Work to complete –
Copy every line of the following data that includes the string "this".

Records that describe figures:

++++++++++

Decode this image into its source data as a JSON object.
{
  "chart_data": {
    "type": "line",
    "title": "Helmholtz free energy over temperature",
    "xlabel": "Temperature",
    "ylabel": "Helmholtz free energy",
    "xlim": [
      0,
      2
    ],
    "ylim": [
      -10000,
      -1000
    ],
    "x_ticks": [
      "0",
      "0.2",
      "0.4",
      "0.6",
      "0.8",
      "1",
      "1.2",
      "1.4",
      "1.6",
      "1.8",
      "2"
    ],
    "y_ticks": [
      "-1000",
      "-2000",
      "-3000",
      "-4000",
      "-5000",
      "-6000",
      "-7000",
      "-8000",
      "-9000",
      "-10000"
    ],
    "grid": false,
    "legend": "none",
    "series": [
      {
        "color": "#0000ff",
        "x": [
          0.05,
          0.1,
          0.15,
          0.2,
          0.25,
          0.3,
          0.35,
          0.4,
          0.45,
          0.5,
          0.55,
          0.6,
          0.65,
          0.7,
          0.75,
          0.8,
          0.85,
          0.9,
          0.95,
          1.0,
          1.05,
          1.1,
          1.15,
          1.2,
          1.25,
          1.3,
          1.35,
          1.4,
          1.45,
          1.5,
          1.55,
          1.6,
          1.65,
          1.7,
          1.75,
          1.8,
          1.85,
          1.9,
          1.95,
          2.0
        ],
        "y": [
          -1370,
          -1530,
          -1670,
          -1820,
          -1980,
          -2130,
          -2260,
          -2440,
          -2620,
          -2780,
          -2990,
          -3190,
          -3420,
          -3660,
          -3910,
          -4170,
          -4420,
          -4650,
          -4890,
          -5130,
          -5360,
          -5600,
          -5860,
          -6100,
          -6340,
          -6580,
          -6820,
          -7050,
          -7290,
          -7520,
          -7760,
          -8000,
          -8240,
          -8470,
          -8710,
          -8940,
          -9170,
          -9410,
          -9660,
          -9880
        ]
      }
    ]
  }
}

++++++++++

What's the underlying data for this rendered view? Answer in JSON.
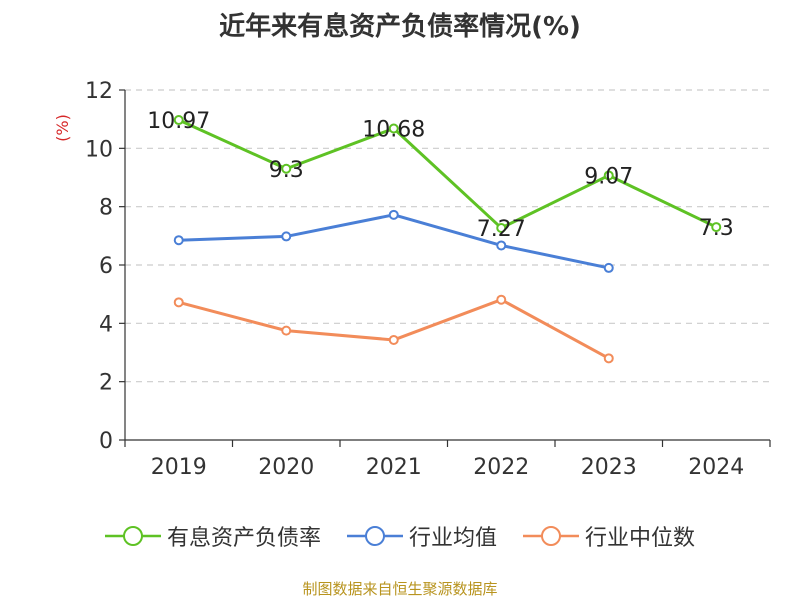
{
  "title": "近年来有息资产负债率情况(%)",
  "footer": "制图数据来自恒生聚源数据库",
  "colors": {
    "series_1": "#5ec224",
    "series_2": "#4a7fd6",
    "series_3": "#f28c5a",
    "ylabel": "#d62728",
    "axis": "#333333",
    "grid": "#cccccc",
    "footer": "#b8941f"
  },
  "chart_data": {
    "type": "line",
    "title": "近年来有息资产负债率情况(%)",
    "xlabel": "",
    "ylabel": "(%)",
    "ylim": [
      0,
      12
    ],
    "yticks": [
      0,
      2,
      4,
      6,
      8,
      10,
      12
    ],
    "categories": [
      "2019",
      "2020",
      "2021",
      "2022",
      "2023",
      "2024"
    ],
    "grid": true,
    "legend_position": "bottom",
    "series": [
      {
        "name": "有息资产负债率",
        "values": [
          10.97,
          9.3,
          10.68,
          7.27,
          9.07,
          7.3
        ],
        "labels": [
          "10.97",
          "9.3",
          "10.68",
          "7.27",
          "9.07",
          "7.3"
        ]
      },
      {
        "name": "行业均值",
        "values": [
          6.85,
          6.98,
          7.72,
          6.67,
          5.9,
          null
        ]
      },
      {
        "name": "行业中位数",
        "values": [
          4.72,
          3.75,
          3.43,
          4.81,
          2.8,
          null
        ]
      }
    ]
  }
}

++++++++++

The response –
Decode this image into its source data as a JSON object.
What's the underlying data for this rendered view? Answer in JSON.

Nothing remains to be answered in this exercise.